**Выбранный отрывок**
Но это отнюдь не фатальные обстоятельства, это фатальное мировоззрение, сопутствующая поэтическому восприятию мира вызывающая и вопиющая неспособность мириться с реалиями. Поэт, по всей видимости, отличается от всех других типов творцов тем, что меньше способен к раздвоению личности: жить в одном мире, а создавать в другом для философа, писателя или художника еще приемлемо; для поэта – почти невозможно. Разрыв между двумя мирами приводит либо к потере творческой тяги, либо к потере жизни, причем последнее с настоящими поэтами случается гораздо чаще. Воспитание и формирование личности Марины Цветаевой сделало невозможным компромисс – она, словно находясь в плену магнитного поля, испытывала одновременное влечение к Любви и к Смерти, все иное имело слишком малое значение…
Похоже, что именно этот разрыв между двумя внутренними мирами Марины Цветаевой, ее бесконечное и порой мрачное балансирование и порождало горные цепи устремленных ввысь стихов. Само появление их было для женщины временным освобождением, гипнотическим самолечением, потому что ей удавалось вводить себя в транс и находиться там, на колдовском сеансе целительной психотерапии, до тех пор, пока душе не становилось легче. Не научившись делать ничего, кроме срывающихся и кричащих строф, она дважды была обречена писать. Суровое время революций, переворотов и войн с их довоенными и послевоенными периодами резко обострило ее противоречия с реальностью. А значит, и подстегнуло к новым потокам песен надломленной с детства души.
Островками спасения служили лишь бесконечные влюбленности, которые она и воспевала в стихах, обнажаясь до такой душевной наготы, на которую не решался никто из современников. Эта отвага бить по современникам фонтаном интимности породила интерес и удивление, а скандальность и дисгармоничность личной жизни привели к тому, что Цветаевой стали уделять гораздо больше внимания, чем ее более сдержанным и уравновешенным современникам.
Годы творческого становления совпали с достатком, поэтому Марине было нетрудно опубликовать и второй сборник стихов, так же как и сборник рассказов своего избранника Сергея Эфрона. В это же время молодая поэтесса Цветаева получила литературную премию – свидетельство признания ее таланта. Несмотря на неоднозначные оценки критиков, она в этот период демонстрировала изумительную последовательность; она действовала вопреки всем существующим преградам, постепенно завоевывая не только внимание, но и признание современников.

**Учебные задания**
(a) Перепишите из отрывка о Цветаевой всё, начиная со слов «Островками спасения служили» и вплоть до слов «и уравновешенным современникам.».
(b) Пожалуйста, продолжите отрывок о Цветаевой, начав сразу после его последнего предложения.

Записи из набора данных:
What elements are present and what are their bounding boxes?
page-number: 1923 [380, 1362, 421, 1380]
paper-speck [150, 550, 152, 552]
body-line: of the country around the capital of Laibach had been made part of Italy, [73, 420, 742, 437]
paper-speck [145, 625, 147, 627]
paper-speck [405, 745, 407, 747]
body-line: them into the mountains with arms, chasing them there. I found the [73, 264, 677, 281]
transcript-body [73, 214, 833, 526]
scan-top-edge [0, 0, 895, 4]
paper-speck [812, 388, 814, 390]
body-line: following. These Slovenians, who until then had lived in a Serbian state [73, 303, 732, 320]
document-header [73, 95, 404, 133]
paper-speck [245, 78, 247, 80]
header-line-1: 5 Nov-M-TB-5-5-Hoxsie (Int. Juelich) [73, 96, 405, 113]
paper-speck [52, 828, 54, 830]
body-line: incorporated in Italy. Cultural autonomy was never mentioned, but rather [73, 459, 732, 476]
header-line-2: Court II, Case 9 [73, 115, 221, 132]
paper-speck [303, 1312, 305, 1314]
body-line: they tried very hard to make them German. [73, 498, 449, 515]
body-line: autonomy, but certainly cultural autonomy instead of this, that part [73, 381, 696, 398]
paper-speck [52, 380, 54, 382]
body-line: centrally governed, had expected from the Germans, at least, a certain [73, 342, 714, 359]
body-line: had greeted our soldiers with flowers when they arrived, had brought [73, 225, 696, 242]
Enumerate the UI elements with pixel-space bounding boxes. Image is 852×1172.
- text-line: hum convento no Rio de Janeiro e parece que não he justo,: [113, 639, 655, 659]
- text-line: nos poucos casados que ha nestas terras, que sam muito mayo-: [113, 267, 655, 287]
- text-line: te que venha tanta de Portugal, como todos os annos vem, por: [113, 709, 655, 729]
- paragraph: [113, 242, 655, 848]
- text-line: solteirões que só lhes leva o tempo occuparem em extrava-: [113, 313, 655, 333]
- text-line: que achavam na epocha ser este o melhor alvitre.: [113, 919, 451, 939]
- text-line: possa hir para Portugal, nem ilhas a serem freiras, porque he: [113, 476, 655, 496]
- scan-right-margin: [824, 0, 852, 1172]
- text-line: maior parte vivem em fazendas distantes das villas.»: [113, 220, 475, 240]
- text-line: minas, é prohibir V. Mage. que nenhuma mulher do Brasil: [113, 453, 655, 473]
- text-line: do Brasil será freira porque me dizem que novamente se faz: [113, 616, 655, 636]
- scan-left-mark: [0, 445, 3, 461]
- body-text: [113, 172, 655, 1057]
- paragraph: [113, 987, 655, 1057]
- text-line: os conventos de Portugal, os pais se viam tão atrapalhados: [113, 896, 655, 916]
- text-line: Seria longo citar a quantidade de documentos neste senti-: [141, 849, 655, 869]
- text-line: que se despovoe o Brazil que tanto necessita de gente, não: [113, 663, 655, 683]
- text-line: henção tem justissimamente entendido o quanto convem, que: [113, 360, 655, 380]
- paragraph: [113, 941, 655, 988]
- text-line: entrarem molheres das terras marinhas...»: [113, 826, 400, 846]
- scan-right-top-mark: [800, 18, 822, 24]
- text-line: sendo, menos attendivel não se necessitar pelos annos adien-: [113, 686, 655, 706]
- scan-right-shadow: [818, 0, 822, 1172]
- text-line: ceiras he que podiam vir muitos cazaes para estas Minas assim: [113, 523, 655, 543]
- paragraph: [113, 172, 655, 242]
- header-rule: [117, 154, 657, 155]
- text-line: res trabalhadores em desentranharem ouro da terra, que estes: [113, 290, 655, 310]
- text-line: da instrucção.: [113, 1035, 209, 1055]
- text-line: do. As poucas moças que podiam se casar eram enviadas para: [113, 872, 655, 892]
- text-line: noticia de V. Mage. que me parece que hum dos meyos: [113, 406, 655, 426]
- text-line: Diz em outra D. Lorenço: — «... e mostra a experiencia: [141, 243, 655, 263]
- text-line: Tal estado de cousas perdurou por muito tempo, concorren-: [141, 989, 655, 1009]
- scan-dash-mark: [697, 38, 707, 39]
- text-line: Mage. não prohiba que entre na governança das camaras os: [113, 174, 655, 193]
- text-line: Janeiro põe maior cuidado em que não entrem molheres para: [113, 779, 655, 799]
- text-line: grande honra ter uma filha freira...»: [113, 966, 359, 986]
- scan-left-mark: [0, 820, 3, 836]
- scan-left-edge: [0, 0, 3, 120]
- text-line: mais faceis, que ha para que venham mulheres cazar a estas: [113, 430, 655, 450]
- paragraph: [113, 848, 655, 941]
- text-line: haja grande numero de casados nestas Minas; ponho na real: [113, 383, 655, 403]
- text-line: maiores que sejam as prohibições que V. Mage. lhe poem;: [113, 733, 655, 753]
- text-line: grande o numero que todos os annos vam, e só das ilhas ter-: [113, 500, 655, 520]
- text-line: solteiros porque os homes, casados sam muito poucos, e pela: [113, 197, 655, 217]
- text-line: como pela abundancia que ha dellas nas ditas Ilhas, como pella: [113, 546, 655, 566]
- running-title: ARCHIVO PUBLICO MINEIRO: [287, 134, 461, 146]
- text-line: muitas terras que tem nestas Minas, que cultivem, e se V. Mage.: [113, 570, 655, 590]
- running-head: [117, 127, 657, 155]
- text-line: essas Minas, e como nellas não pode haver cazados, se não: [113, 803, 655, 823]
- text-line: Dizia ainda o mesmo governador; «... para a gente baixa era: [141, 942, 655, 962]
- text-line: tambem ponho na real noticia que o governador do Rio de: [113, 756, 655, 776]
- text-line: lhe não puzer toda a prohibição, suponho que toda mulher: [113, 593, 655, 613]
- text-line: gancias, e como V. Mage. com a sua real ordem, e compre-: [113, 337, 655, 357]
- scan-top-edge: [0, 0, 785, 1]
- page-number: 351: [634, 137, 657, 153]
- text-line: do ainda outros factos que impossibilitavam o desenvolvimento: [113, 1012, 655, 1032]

**Ожидаемые результаты**
(a)
Островками спасения служили лишь бесконечные влюбленности, которые она и воспевала в стихах, обнажаясь до такой душевной наготы, на которую не решался никто из современников. Эта отвага бить по современникам фонтаном интимности породила интерес и удивление, а скандальность и дисгармоничность личной жизни привели к тому, что Цветаевой стали уделять гораздо больше внимания, чем ее более сдержанным и уравновешенным современникам.

(b)
Но последовательность была взорвана этим самым признанием; за место в литературном клубе уже не надо было бороться. На время она замкнулась в семейной жизни, отдавшись заботам о первой дочери; для окружающих обнажились и ее эгоцентризм, нетерпимость к людям и даже злость, привычка не считаться ни с кем и ни с чем. Даже короткие мгновения пьянящего беспробудного счастья ее мечущаяся, неустойчивая натура не могла выдержать; для Марины любые изменения, даже к худшему, оказывались предпочтительнее покоя. Ею владела какая-то томительная фобия покоя; как душевно больной человек боится преследования темных сил, так она боялась душевной пустоты, ужасалась что-то не успеть. Только налаживалась размеренная стабильная жизнь, как неизменно срабатывала заведенная где-то внутри пружина, звонил будильник, требуя немедленных перемен. И Марина, для которой весь мир был подобен карточным домикам, людям-манекенам, вращающимся вокруг нее – центра, поступала так, как душе желалось. Чужие боли и страдания мгновенно вытеснялись, ибо необходимо было тестировать свою собственную тоску – барометр ощущений у нее быстро зашкаливал за темную, недопустимую для большинства остальных людей плоскость.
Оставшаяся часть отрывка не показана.